• WHAT THE EXERCISE ASKS: Look through the lines of the material and count those containing "Management". Give that count alone.

Data records

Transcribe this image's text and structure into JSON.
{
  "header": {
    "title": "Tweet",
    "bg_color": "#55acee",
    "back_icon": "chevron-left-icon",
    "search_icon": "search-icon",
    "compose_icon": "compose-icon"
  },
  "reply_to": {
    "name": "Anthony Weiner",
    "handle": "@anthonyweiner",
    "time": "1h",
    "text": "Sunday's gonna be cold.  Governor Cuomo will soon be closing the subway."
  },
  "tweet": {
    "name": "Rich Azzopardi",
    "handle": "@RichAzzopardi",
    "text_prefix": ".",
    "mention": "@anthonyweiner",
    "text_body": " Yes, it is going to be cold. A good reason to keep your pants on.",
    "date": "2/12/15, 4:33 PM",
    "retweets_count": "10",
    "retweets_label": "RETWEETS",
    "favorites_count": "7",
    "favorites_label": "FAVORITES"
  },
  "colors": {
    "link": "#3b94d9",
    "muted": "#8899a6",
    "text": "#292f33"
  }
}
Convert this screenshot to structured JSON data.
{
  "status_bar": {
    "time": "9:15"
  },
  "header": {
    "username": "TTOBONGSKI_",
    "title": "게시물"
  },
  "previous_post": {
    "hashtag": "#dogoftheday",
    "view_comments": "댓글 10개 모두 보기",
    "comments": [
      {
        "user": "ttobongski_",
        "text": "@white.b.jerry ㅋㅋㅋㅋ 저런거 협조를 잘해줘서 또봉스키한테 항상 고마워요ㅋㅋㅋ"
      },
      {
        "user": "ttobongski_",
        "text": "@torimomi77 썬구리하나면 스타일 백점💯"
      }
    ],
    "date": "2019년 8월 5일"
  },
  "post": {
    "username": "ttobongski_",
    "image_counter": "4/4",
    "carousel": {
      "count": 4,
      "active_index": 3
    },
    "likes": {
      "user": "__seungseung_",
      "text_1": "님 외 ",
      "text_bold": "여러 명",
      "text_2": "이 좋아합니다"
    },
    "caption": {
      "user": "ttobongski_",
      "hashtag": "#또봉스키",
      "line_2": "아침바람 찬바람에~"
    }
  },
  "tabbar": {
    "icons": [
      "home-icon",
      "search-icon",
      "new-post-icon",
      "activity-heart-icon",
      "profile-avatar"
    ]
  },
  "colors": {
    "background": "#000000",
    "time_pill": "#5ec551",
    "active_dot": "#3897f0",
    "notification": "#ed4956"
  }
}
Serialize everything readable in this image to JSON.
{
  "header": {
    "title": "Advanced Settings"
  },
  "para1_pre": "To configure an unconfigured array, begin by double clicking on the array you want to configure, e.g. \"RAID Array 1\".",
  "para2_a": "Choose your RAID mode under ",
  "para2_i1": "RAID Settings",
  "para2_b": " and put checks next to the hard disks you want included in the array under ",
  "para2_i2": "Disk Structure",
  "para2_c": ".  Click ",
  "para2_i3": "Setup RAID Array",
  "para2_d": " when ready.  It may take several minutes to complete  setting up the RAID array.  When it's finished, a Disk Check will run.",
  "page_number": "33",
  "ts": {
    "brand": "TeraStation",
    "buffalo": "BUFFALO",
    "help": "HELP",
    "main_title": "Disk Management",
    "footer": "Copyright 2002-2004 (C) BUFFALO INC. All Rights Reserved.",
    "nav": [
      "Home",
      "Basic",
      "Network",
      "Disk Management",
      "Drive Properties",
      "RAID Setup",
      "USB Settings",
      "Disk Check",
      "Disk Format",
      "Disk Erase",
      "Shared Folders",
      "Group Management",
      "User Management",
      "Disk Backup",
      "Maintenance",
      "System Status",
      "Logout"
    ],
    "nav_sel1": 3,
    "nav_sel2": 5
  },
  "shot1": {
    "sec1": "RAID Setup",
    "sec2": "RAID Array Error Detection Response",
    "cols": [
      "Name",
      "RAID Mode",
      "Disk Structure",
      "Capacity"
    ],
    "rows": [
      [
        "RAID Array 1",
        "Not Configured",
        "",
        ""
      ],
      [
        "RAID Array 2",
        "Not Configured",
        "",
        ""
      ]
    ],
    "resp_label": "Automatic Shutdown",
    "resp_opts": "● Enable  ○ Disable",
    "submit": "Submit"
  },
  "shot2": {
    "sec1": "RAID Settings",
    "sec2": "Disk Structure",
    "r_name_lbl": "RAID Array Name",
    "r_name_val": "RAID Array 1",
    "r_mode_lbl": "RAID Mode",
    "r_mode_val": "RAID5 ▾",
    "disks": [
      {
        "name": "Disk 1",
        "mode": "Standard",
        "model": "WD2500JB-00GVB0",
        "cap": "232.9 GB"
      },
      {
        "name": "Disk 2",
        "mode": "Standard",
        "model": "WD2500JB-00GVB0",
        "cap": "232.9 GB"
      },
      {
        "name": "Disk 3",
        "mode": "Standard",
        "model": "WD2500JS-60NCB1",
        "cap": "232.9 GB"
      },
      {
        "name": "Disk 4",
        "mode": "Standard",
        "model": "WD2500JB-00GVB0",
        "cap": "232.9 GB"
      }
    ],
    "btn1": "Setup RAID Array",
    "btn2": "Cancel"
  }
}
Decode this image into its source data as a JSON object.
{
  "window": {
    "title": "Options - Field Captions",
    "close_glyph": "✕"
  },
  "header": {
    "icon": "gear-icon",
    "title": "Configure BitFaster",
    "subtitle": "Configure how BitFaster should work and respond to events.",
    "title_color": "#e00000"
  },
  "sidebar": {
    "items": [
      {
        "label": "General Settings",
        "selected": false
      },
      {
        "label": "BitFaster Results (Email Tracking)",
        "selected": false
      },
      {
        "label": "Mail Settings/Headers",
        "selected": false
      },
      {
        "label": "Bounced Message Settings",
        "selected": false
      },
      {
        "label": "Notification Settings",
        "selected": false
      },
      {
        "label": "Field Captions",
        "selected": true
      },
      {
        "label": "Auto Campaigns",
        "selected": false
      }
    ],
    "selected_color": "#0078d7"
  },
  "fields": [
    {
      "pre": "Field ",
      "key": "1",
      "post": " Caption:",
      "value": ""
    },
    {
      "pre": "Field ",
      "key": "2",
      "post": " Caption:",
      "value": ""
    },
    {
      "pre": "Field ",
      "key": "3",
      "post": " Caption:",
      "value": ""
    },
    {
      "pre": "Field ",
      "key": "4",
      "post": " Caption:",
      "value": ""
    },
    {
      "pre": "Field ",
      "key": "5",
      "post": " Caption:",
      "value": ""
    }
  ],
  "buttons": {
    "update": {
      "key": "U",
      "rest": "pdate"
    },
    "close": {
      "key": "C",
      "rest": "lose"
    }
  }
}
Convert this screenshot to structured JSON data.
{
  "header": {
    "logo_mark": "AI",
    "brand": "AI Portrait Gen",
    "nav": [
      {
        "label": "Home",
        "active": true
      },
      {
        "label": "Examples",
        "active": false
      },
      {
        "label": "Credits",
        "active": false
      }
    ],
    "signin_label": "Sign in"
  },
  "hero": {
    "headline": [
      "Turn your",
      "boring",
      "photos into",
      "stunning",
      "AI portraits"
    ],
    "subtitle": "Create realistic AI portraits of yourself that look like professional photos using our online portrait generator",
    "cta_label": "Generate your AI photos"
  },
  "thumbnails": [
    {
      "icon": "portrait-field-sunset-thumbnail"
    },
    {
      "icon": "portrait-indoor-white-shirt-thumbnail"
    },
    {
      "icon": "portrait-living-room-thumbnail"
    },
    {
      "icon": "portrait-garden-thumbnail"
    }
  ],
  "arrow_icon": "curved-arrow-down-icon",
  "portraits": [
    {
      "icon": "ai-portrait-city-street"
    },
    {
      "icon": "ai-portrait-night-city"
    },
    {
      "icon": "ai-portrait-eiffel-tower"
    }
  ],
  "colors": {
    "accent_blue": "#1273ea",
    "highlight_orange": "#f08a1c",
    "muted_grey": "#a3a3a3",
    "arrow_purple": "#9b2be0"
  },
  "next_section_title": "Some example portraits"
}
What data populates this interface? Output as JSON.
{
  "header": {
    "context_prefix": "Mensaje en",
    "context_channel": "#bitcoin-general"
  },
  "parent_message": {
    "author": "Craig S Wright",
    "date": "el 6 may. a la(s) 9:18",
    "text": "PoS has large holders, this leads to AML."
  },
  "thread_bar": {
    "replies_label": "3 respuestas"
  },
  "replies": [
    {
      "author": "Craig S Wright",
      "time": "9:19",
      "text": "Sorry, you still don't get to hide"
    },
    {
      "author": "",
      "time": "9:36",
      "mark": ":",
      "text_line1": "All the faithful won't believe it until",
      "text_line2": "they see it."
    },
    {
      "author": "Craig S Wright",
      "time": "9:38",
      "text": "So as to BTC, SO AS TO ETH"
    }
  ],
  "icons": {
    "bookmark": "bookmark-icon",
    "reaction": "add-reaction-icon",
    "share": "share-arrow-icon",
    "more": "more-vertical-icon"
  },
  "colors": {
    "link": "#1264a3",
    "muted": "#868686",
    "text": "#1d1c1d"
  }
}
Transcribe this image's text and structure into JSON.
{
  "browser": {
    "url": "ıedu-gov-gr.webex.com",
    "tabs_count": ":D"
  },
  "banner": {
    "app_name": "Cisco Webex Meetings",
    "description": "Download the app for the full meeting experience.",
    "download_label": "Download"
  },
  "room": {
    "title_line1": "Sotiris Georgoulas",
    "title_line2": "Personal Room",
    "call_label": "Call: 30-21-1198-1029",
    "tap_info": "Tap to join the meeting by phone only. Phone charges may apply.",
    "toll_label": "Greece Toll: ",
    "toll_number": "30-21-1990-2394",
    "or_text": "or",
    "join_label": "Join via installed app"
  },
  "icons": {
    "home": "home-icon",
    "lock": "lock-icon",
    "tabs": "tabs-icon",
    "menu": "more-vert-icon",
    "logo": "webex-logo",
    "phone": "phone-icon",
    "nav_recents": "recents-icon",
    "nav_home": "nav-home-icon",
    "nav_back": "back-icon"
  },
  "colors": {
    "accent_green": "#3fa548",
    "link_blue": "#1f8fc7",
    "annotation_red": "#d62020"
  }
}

• WORKED ANSWER: 4